▶ _PROBLEM TO SOLVE_: From the records below, pull each line that has "pumpkin".

▶ _EXTRACTED INFORMATION_:
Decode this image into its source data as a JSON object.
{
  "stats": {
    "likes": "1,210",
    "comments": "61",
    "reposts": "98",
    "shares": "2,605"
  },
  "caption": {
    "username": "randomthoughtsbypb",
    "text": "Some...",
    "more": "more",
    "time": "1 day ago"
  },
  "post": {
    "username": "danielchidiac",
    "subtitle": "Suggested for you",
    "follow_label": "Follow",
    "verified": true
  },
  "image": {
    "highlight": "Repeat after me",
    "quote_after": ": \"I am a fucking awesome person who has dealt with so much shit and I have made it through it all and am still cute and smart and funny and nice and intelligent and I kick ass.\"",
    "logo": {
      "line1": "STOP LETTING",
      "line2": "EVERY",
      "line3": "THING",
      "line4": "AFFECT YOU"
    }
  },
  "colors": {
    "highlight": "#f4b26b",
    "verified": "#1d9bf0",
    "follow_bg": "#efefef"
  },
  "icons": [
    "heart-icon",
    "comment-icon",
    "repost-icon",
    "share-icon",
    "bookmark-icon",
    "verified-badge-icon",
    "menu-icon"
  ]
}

==

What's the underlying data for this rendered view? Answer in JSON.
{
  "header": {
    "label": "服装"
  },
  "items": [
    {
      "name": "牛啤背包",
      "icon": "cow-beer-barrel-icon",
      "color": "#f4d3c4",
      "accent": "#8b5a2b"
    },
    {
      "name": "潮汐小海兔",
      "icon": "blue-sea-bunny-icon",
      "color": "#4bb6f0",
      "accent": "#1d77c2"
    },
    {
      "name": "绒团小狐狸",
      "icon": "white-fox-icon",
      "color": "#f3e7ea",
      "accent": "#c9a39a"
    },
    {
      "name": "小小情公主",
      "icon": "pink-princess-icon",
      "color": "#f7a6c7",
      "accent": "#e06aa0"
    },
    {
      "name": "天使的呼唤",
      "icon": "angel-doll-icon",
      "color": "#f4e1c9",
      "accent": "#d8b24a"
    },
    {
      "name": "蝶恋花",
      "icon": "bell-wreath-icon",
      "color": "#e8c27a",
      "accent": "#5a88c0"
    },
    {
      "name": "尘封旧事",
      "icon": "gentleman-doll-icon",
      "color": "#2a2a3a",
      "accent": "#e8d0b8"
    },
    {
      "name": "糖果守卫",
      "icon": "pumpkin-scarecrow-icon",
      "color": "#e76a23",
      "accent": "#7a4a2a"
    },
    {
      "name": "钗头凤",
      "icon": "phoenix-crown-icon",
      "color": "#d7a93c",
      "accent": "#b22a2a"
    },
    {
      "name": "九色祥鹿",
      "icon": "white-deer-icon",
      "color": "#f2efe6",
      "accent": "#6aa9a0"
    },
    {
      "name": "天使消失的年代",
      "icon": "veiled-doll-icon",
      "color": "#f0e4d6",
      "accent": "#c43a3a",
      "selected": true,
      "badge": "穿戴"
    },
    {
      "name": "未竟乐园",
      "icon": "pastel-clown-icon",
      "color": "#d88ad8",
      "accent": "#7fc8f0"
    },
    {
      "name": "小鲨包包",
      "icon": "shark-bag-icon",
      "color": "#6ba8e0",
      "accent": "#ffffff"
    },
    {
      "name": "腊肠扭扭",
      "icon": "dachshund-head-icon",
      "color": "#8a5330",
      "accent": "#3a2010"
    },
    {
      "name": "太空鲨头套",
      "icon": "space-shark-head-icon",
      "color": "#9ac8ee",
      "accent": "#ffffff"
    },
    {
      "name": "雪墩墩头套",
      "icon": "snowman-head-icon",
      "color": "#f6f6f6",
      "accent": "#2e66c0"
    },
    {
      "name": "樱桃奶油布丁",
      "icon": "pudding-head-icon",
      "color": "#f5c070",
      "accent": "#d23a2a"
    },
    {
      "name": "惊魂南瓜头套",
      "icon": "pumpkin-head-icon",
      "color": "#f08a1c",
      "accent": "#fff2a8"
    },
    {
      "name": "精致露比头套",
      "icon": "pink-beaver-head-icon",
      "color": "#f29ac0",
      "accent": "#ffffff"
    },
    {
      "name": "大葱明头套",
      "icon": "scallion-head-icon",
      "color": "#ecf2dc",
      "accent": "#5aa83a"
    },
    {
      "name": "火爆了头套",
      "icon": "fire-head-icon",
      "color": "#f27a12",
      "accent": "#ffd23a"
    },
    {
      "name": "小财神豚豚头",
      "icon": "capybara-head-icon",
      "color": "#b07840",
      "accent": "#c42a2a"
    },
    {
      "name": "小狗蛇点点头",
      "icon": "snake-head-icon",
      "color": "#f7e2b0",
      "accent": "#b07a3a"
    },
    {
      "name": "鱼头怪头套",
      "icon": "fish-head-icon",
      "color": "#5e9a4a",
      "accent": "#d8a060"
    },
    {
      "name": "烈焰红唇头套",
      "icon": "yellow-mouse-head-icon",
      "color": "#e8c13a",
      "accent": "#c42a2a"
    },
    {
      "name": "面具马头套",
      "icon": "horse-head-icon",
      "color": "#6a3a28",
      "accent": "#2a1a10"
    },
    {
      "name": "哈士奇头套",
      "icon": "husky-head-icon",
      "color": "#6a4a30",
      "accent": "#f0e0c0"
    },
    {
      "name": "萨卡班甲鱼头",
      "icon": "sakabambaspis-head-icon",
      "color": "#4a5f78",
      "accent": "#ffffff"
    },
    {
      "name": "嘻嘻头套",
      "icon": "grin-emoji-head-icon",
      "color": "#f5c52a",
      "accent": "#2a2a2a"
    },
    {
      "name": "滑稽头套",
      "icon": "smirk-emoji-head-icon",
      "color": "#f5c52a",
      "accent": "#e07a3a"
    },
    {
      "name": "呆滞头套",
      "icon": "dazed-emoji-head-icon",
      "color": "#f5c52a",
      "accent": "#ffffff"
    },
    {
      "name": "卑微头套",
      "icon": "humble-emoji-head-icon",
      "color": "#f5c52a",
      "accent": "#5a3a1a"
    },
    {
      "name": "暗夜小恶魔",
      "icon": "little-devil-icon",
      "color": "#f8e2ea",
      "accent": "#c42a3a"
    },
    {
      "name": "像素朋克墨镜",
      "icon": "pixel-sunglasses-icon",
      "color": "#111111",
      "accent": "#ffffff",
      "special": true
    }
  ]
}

...

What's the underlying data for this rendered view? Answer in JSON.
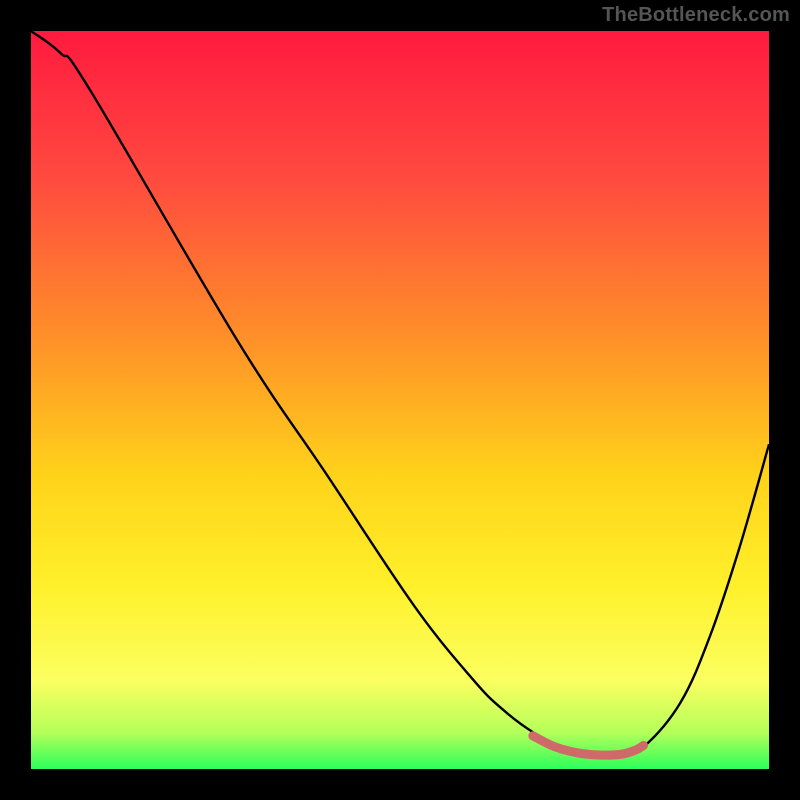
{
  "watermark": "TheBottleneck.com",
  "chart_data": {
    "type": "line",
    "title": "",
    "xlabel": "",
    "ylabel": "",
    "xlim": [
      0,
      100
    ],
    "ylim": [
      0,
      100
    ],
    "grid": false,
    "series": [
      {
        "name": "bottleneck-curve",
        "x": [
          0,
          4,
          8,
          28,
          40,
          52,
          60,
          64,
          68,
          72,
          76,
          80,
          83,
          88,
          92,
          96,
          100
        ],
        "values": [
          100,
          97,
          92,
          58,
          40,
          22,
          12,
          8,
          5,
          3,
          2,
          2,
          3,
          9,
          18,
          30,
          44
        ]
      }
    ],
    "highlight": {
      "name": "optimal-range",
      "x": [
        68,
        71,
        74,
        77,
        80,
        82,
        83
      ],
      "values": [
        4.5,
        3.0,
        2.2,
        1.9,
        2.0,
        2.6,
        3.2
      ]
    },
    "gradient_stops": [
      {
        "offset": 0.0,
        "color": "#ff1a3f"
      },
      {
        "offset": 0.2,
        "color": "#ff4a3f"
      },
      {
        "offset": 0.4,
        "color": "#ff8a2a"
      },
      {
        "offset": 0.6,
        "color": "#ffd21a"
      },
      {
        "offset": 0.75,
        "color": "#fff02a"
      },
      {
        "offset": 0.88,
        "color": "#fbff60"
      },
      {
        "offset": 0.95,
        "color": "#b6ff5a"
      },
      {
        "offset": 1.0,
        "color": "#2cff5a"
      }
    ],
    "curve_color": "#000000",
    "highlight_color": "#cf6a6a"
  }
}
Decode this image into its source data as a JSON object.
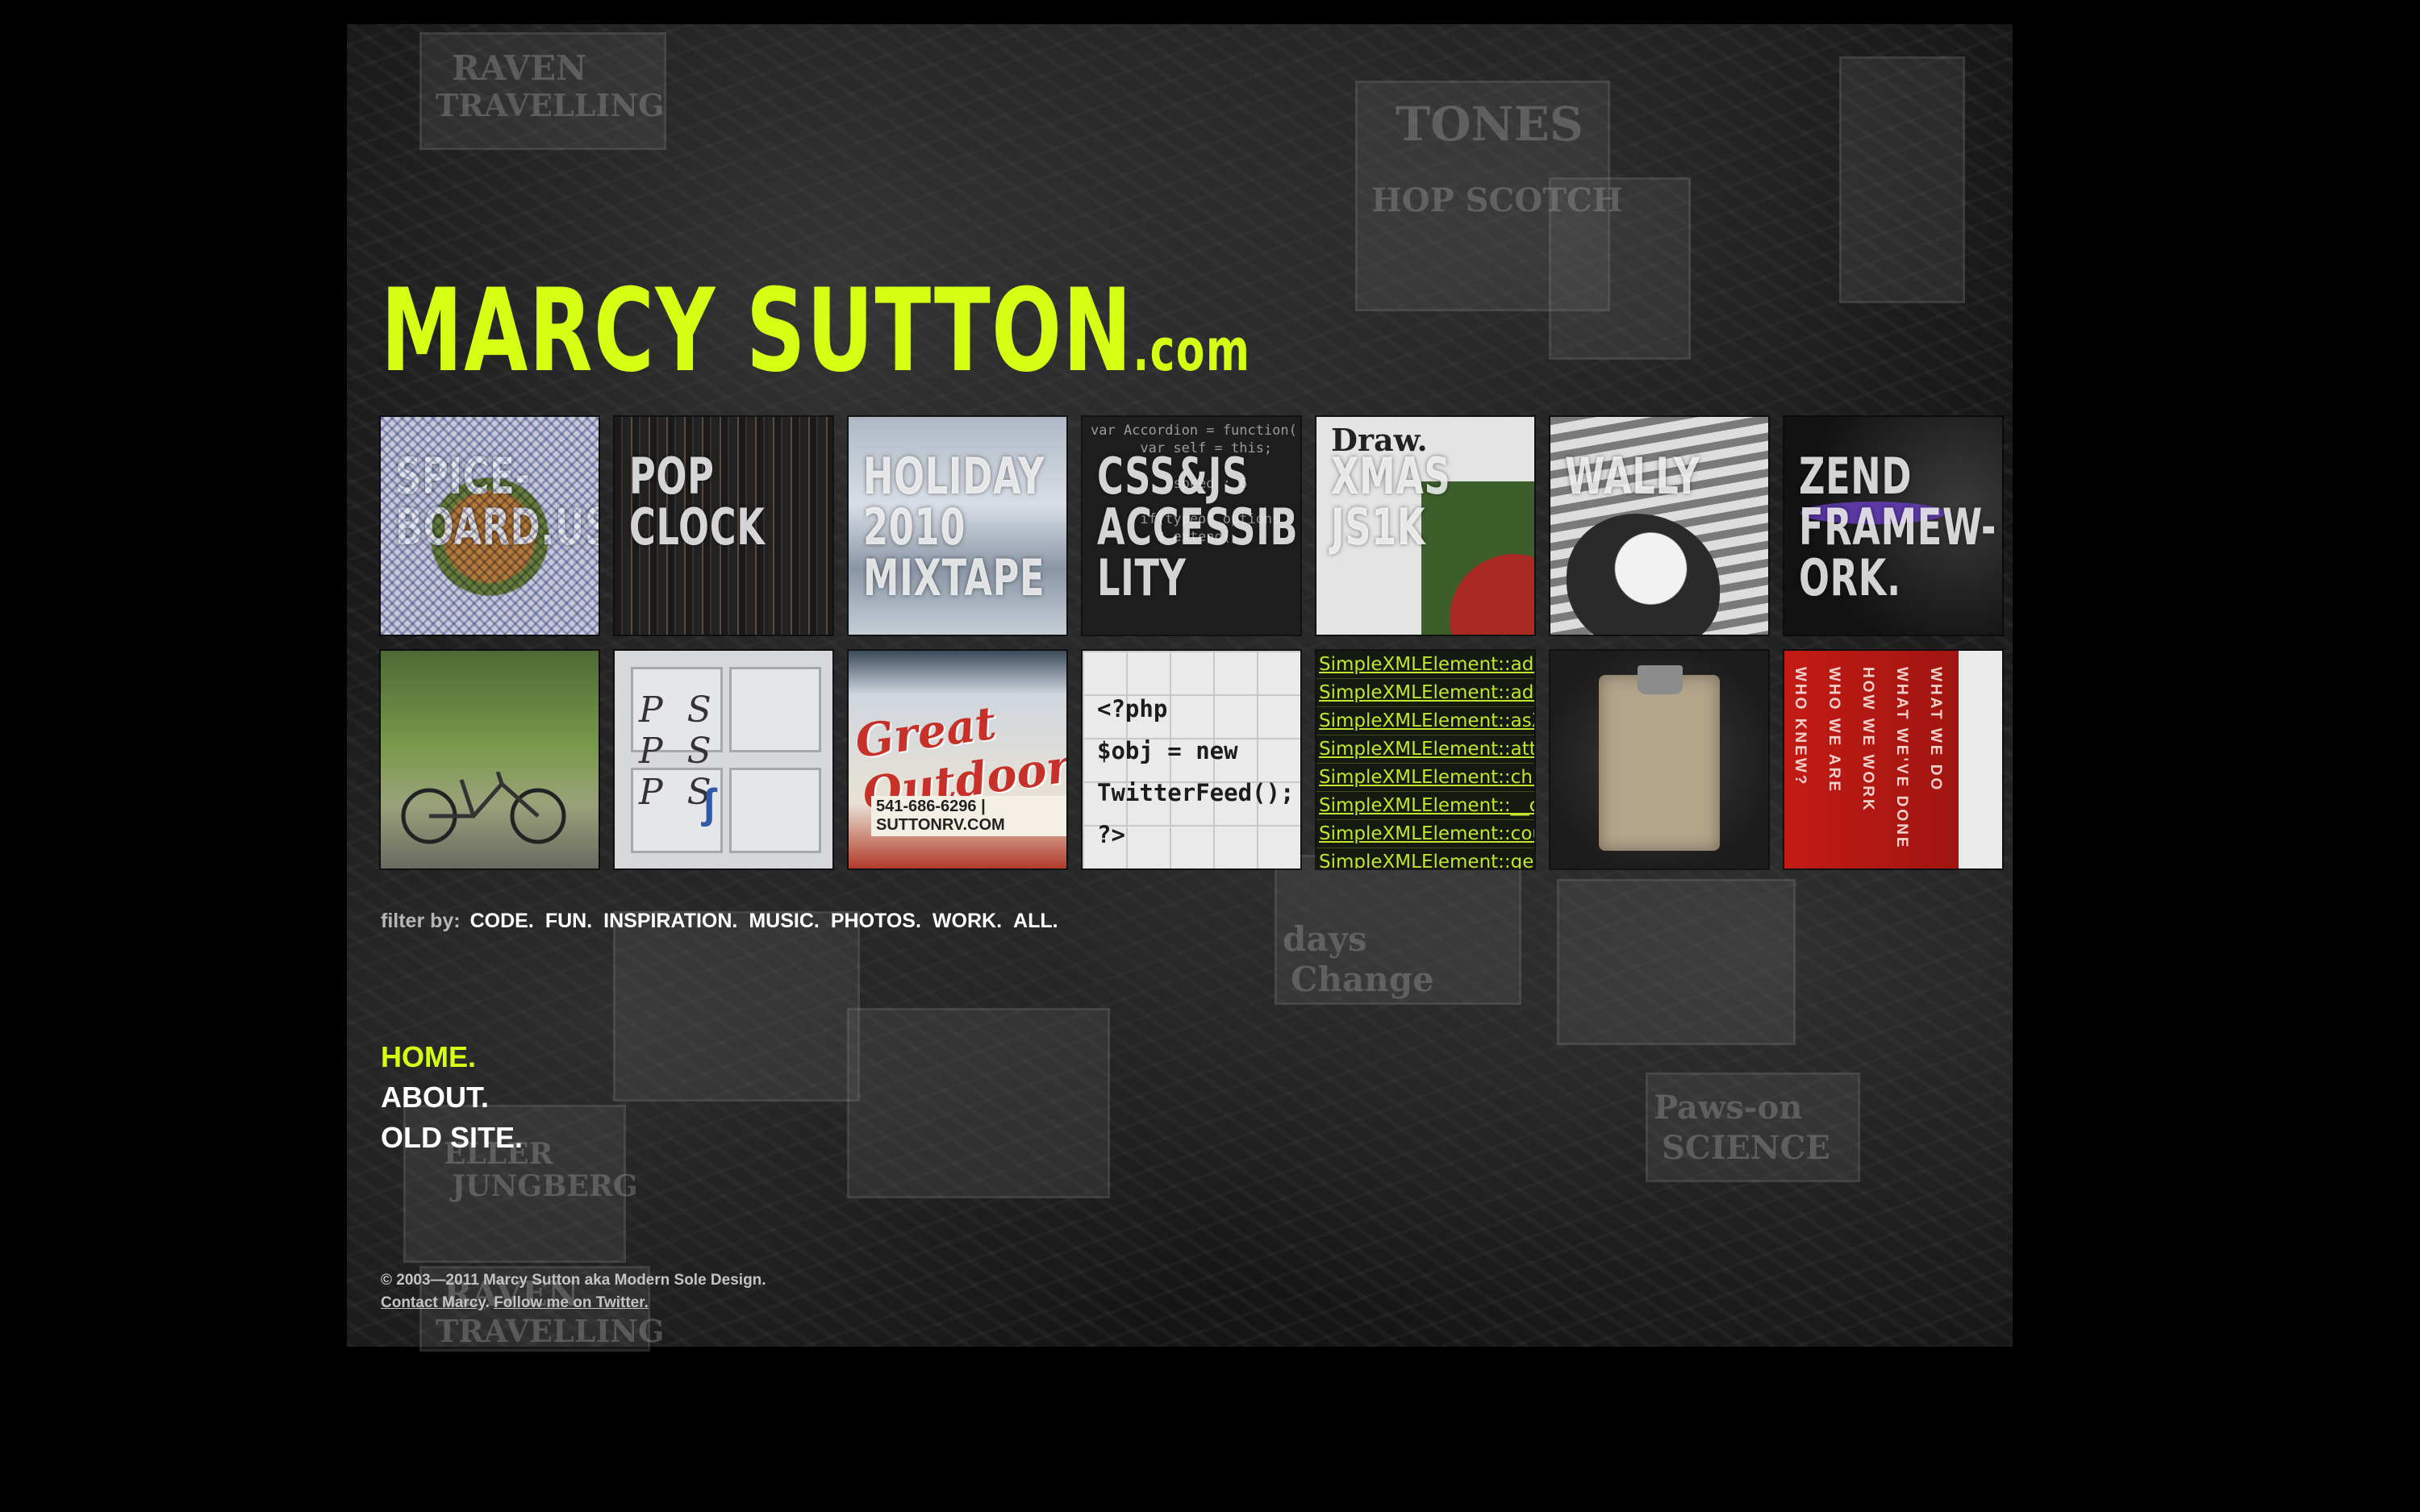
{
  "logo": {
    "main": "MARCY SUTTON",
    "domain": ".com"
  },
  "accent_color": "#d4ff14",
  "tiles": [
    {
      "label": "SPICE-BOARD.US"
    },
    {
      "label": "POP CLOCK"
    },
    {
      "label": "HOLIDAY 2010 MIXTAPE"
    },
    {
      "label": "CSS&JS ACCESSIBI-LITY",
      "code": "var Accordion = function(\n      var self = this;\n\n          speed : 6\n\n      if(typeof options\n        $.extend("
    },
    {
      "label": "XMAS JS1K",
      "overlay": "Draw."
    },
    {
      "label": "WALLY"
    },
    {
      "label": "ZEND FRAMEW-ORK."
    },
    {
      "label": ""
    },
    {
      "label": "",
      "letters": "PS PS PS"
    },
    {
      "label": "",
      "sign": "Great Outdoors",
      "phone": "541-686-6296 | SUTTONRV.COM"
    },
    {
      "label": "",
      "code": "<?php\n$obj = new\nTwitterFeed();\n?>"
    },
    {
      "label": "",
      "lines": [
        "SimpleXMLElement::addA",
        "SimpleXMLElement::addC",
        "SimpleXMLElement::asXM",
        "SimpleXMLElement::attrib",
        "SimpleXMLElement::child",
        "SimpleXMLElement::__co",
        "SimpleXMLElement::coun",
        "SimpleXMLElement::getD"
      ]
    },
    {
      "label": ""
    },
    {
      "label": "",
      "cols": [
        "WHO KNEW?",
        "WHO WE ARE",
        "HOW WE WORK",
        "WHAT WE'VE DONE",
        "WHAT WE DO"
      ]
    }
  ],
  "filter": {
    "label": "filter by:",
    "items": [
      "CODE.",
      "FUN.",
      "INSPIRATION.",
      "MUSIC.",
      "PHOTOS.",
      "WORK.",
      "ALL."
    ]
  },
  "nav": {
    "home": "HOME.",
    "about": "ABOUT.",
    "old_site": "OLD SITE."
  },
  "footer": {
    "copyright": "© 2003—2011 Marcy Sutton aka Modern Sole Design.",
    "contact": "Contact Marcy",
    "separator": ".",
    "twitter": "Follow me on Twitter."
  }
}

▶ _EXERCISE RESULT_:
      "icon": "pumpkin-scarecrow-icon",
      "icon": "pumpkin-head-icon",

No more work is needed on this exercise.